EXERCISE OBJECTIVE :: Look through the records below, and copy out every line that holds the string "content".

GIVEN RECORDS ::
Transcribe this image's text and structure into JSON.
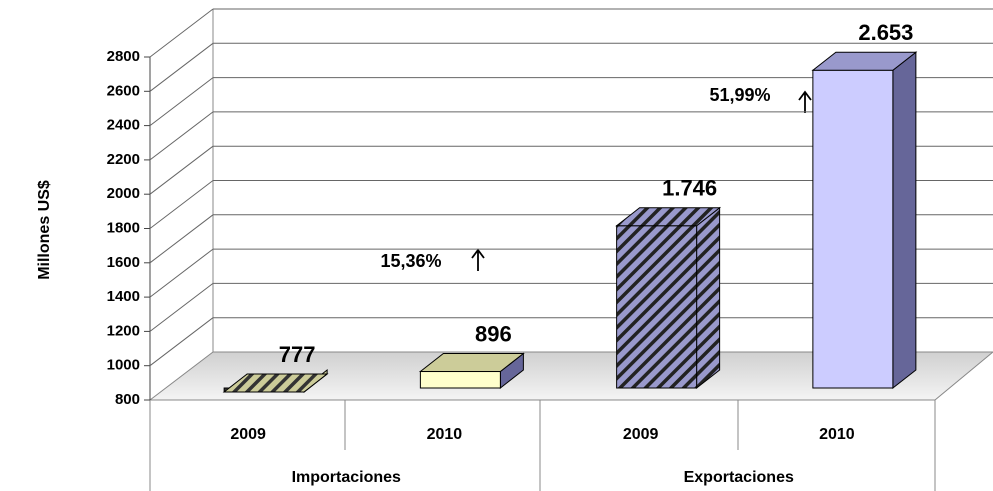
{
  "chart_data": {
    "type": "bar3d",
    "y_label": "Millones US$",
    "categories": [
      "2009",
      "2010",
      "2009",
      "2010"
    ],
    "groups": [
      "Importaciones",
      "Exportaciones"
    ],
    "values": [
      777,
      896,
      1746,
      2653
    ],
    "value_labels": [
      "777",
      "896",
      "1.746",
      "2.653"
    ],
    "colors": [
      "#cccc99",
      "#ffffcc",
      "#9999cc",
      "#ccccff"
    ],
    "hatched": [
      true,
      false,
      true,
      false
    ],
    "annotations": [
      "15,36%",
      "51,99%"
    ],
    "ylim": [
      800,
      2800
    ],
    "yticks": [
      800,
      1000,
      1200,
      1400,
      1600,
      1800,
      2000,
      2200,
      2400,
      2600,
      2800
    ],
    "grid": true
  }
}
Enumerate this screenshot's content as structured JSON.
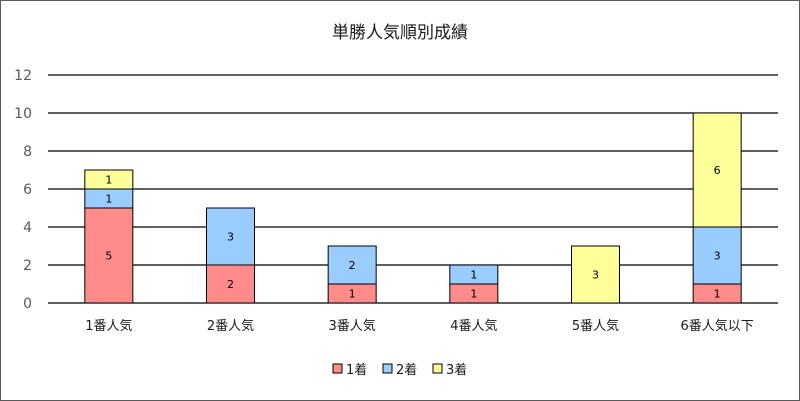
{
  "chart_data": {
    "type": "bar",
    "stacked": true,
    "title": "単勝人気順別成績",
    "xlabel": "",
    "ylabel": "",
    "categories": [
      "1番人気",
      "2番人気",
      "3番人気",
      "4番人気",
      "5番人気",
      "6番人気以下"
    ],
    "series": [
      {
        "name": "1着",
        "color": "#ff8b8b",
        "values": [
          5,
          2,
          1,
          1,
          0,
          1
        ]
      },
      {
        "name": "2着",
        "color": "#99ccff",
        "values": [
          1,
          3,
          2,
          1,
          0,
          3
        ]
      },
      {
        "name": "3着",
        "color": "#ffff99",
        "values": [
          1,
          0,
          0,
          0,
          3,
          6
        ]
      }
    ],
    "ylim": [
      0,
      12
    ],
    "yticks": [
      "0",
      "2",
      "4",
      "6",
      "8",
      "10",
      "12"
    ],
    "grid": true,
    "legend_position": "bottom"
  }
}
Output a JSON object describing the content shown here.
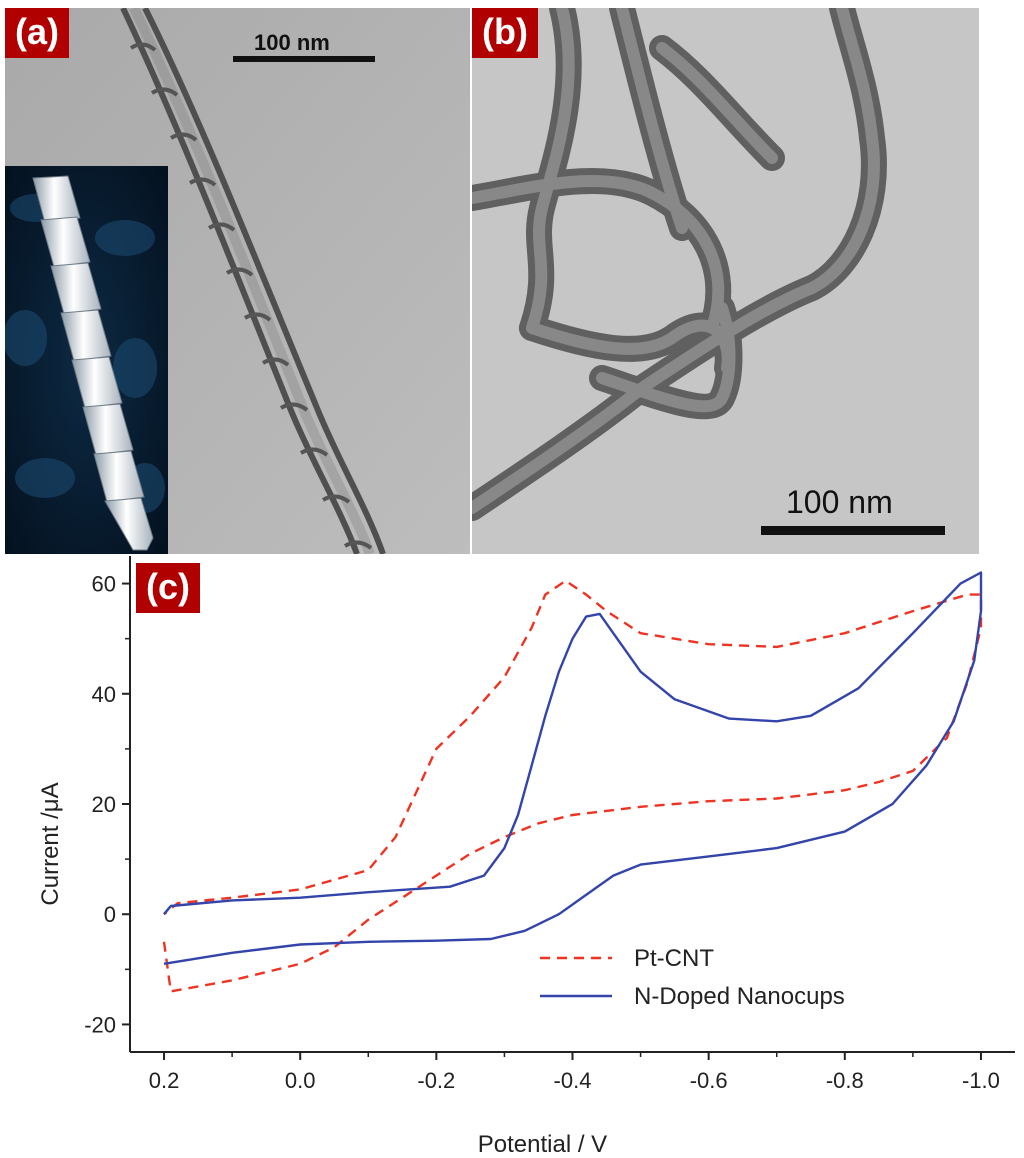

WRITTEN SOLUTION ::
Enumerate this screenshot's content as structured JSON.
Output a JSON object describing the content shown here.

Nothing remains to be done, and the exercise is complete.